SELECTION =
The Delta IV Heavy is a sight to behold, to be certain. If it happens to go up just before sunrise, that'd be VERY nice.

The LC-39 Gantry is about 2 miles from the Atlas V launchpad, and about 5 miles from the Delta IV pad at LC-37, so that would fit. If you have a family member bringing you out to watch the Parker Solar Probe launch, you may wind up in a different viewing location from the general public, which could put you closer. But, those locations are determined by looking at where the hazard zones are based on wind & weather on launch day, so it's a bit early to know for sure.

I've never done a time lapse shot of a launch, but I have shot a number of long exposures. For night launches, it's very straightforward. Put the camera in Bulb mode, set the aperture to f/16 and the ISO to 100. Open the shutter just after liftoff, and close it about three minutes later. For a sunrise launch, depending on how bright the sky is, you might want an ND filter, and for daylight streaks, you'd combine an ND filter with shorter exposures composited together after the launch (even with an ND filter, the sky overwhelms the streak after about 30 seconds).

Shooting with the 200-600mm telephoto on a second body gives you a chance to capture the Delta IV Heavy's engine thrust pattern; the center engine burns at 55% thrust while the side cores are at full, to allow the center stage to conserve fuel to use after stage separation.

As for exposure on a telephoto camera, Walter Scriptunas has put together a great guide on settings, that a number of us continue to refer to at each launch.

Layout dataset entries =
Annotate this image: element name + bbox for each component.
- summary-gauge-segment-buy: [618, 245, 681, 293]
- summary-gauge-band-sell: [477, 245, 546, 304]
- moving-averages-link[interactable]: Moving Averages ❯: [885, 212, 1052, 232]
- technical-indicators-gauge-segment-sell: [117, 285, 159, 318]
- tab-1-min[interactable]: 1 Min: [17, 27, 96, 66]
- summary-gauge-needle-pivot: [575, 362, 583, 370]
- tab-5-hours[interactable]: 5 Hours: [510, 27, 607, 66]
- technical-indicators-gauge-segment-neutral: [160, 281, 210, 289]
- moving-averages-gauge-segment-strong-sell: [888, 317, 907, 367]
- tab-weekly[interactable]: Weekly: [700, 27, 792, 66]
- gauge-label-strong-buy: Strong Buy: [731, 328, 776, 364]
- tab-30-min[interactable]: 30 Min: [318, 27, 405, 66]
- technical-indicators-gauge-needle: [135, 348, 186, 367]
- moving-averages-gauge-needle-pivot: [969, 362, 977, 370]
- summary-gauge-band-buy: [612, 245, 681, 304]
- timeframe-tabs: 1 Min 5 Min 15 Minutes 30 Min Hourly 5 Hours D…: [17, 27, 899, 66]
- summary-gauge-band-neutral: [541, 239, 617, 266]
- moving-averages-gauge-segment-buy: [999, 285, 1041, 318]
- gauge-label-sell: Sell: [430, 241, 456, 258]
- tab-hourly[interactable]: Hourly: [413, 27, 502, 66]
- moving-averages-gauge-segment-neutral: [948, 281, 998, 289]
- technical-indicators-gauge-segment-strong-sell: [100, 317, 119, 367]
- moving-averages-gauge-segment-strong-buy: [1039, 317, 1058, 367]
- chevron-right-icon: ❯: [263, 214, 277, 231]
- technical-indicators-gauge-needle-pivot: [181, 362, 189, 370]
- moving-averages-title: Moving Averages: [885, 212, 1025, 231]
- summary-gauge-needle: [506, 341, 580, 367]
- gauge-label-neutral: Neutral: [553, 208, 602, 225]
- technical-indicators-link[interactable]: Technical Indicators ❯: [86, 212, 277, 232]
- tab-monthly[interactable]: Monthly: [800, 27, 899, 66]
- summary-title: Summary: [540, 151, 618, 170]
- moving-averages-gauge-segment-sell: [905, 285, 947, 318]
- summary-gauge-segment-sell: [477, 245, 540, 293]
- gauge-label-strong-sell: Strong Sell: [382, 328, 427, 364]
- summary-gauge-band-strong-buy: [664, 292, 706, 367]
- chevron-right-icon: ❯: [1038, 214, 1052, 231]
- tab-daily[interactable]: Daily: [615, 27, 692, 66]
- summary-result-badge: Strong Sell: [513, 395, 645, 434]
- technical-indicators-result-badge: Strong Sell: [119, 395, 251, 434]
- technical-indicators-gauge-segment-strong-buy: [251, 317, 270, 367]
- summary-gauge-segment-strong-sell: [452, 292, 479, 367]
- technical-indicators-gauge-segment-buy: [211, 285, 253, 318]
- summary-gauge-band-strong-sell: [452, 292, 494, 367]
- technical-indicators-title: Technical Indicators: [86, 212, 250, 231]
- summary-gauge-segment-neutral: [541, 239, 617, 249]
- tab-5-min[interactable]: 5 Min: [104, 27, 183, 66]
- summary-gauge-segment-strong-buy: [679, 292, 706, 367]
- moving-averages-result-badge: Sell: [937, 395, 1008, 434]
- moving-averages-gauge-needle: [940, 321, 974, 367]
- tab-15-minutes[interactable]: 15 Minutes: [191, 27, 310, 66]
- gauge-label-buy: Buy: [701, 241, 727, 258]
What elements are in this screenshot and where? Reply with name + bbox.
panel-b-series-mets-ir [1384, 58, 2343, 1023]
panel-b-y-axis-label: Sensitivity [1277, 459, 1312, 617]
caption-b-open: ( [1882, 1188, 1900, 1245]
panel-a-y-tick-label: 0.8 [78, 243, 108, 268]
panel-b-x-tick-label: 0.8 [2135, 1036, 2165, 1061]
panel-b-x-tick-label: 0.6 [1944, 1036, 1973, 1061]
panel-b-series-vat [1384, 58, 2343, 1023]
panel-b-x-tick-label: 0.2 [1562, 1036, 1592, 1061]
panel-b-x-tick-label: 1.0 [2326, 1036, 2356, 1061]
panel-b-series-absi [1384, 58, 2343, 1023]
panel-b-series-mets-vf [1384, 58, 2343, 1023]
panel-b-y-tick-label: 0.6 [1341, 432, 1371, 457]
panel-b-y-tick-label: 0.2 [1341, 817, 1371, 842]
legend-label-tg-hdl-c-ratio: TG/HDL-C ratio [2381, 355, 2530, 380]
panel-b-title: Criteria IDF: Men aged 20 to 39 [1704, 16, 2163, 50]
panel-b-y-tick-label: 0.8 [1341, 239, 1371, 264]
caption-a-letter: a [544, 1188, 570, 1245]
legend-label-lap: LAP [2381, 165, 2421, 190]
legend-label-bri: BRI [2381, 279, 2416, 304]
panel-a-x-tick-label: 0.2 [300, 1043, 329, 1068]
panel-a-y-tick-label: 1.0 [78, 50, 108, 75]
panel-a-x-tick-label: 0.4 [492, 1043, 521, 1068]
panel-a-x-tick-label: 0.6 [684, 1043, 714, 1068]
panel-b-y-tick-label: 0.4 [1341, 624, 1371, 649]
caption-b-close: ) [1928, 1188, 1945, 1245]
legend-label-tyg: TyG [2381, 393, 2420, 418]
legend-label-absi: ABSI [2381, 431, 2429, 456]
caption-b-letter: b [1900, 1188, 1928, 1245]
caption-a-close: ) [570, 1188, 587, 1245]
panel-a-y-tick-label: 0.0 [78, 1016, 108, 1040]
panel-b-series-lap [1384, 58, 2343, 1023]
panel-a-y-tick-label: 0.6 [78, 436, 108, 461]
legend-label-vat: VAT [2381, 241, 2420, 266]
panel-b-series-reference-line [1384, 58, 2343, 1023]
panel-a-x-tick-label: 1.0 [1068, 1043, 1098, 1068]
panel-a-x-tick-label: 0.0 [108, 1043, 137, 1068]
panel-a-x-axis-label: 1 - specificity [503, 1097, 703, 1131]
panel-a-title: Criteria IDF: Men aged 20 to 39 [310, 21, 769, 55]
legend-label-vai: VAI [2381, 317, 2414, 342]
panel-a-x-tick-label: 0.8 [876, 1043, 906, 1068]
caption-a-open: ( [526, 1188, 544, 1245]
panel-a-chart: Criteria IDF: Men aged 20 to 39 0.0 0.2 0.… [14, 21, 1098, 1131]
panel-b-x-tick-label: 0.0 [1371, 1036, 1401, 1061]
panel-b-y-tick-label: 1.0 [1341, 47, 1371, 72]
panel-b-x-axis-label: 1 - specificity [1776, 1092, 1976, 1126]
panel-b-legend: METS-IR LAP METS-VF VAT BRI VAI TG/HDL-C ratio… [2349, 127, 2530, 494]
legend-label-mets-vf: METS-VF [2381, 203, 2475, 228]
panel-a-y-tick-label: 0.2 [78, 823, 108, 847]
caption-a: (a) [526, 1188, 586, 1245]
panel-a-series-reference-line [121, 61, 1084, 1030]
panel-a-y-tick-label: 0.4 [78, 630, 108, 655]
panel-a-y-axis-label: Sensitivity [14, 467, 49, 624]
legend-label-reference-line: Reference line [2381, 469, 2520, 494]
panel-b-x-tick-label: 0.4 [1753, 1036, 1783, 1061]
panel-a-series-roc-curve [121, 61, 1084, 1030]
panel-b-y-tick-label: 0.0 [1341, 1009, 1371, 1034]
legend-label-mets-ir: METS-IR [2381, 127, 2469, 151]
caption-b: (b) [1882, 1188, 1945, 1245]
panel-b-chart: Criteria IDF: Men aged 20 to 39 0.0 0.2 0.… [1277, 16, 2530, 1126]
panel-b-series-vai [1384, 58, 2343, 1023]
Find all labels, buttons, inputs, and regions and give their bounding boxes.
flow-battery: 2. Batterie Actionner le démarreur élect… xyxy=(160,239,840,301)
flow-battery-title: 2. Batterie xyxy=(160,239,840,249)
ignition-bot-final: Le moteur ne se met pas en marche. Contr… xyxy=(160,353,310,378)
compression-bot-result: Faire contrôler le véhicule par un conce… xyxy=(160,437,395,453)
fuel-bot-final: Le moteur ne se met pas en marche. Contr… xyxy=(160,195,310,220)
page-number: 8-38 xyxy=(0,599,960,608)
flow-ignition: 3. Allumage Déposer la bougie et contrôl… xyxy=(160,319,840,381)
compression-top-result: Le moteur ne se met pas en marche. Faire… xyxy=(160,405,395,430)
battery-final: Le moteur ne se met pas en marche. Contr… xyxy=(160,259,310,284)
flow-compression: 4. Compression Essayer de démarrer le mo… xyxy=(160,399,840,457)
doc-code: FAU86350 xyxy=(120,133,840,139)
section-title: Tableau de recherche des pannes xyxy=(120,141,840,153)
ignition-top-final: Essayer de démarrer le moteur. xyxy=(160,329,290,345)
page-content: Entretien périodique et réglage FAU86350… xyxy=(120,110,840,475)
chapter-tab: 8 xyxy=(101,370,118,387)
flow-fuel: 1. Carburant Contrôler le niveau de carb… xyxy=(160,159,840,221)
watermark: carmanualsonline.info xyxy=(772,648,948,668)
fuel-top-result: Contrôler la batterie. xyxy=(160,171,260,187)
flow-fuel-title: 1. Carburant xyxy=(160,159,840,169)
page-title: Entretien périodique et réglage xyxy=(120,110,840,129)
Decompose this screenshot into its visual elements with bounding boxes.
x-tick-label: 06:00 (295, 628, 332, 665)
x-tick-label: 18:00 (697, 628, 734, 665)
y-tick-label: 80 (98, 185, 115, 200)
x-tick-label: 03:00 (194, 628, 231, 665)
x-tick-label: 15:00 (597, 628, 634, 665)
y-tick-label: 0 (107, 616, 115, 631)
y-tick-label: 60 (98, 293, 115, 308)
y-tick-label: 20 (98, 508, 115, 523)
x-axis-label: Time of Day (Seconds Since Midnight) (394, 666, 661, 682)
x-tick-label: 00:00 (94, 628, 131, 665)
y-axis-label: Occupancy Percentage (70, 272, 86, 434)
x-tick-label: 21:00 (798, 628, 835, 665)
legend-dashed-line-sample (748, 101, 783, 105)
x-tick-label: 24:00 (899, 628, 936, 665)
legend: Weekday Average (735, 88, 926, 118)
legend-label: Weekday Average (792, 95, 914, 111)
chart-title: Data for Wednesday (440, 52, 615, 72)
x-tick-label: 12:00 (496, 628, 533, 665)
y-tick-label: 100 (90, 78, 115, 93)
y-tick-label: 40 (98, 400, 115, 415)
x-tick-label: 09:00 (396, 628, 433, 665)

THE REQUEST = Please copy the launch photography passage above, from "I've never done" up to and including "about 30 seconds).".

TASK OUTPUT =
I've never done a time lapse shot of a launch, but I have shot a number of long exposures. For night launches, it's very straightforward. Put the camera in Bulb mode, set the aperture to f/16 and the ISO to 100. Open the shutter just after liftoff, and close it about three minutes later. For a sunrise launch, depending on how bright the sky is, you might want an ND filter, and for daylight streaks, you'd combine an ND filter with shorter exposures composited together after the launch (even with an ND filter, the sky overwhelms the streak after about 30 seconds).